SUPPLIED MATERIAL:

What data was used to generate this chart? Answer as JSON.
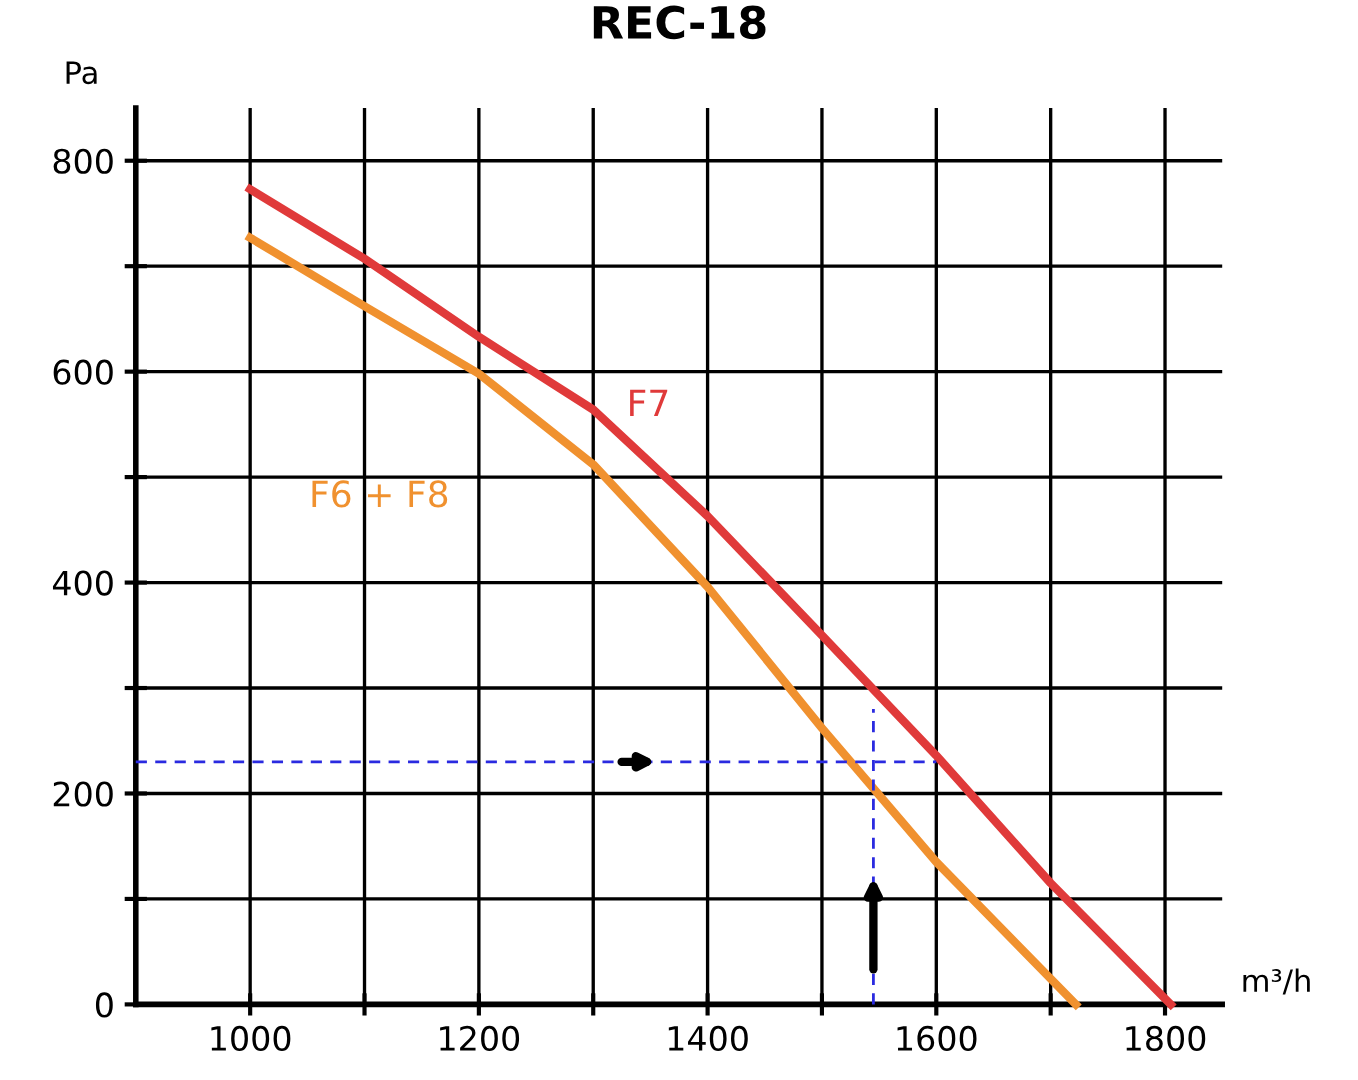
{
  "chart_data": {
    "type": "line",
    "title": "REC-18",
    "ylabel": "Pa",
    "xlabel": "m³/h",
    "xlim": [
      900,
      1850
    ],
    "ylim": [
      0,
      850
    ],
    "xticks": [
      1000,
      {
        "value": 1100,
        "label": null
      },
      1200,
      {
        "value": 1300,
        "label": null
      },
      1400,
      {
        "value": 1500,
        "label": null
      },
      1600,
      {
        "value": 1700,
        "label": null
      },
      1800
    ],
    "yticks": [
      0,
      {
        "value": 100,
        "label": null
      },
      200,
      {
        "value": 300,
        "label": null
      },
      400,
      {
        "value": 500,
        "label": null
      },
      600,
      {
        "value": 700,
        "label": null
      },
      800
    ],
    "grid": true,
    "marker": "none",
    "line_style": "solid",
    "series": [
      {
        "name": "F7",
        "color": "#e03a3a",
        "x": [
          1000,
          1100,
          1200,
          1300,
          1400,
          1500,
          1600,
          1700,
          1805
        ],
        "values": [
          773,
          707,
          633,
          564,
          463,
          350,
          236,
          115,
          0
        ]
      },
      {
        "name": "F6 + F8",
        "color": "#f0912f",
        "x": [
          1000,
          1100,
          1200,
          1300,
          1400,
          1500,
          1600,
          1722
        ],
        "values": [
          727,
          662,
          598,
          512,
          396,
          262,
          135,
          0
        ]
      },
      {
        "color": "#2a2ae0",
        "line_style": "dashed",
        "x": [
          900,
          1600
        ],
        "values": [
          230,
          230
        ]
      },
      {
        "color": "#2a2ae0",
        "line_style": "dashed",
        "x": [
          1545,
          1545
        ],
        "values": [
          0,
          280
        ]
      }
    ]
  }
}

WHAT TO PRODUCE: Print each entry shown above with exact wording and no pictures.

ANSWER TO THE TASK:
What data was used to generate this chart? Answer as JSON.
{
  "chart_data": {
    "type": "line",
    "title": "REC-18",
    "ylabel": "Pa",
    "xlabel": "m³/h",
    "xlim": [
      900,
      1850
    ],
    "ylim": [
      0,
      850
    ],
    "xticks": [
      1000,
      {
        "value": 1100,
        "label": null
      },
      1200,
      {
        "value": 1300,
        "label": null
      },
      1400,
      {
        "value": 1500,
        "label": null
      },
      1600,
      {
        "value": 1700,
        "label": null
      },
      1800
    ],
    "yticks": [
      0,
      {
        "value": 100,
        "label": null
      },
      200,
      {
        "value": 300,
        "label": null
      },
      400,
      {
        "value": 500,
        "label": null
      },
      600,
      {
        "value": 700,
        "label": null
      },
      800
    ],
    "grid": true,
    "marker": "none",
    "line_style": "solid",
    "series": [
      {
        "name": "F7",
        "color": "#e03a3a",
        "x": [
          1000,
          1100,
          1200,
          1300,
          1400,
          1500,
          1600,
          1700,
          1805
        ],
        "values": [
          773,
          707,
          633,
          564,
          463,
          350,
          236,
          115,
          0
        ]
      },
      {
        "name": "F6 + F8",
        "color": "#f0912f",
        "x": [
          1000,
          1100,
          1200,
          1300,
          1400,
          1500,
          1600,
          1722
        ],
        "values": [
          727,
          662,
          598,
          512,
          396,
          262,
          135,
          0
        ]
      },
      {
        "color": "#2a2ae0",
        "line_style": "dashed",
        "x": [
          900,
          1600
        ],
        "values": [
          230,
          230
        ]
      },
      {
        "color": "#2a2ae0",
        "line_style": "dashed",
        "x": [
          1545,
          1545
        ],
        "values": [
          0,
          280
        ]
      }
    ]
  }
}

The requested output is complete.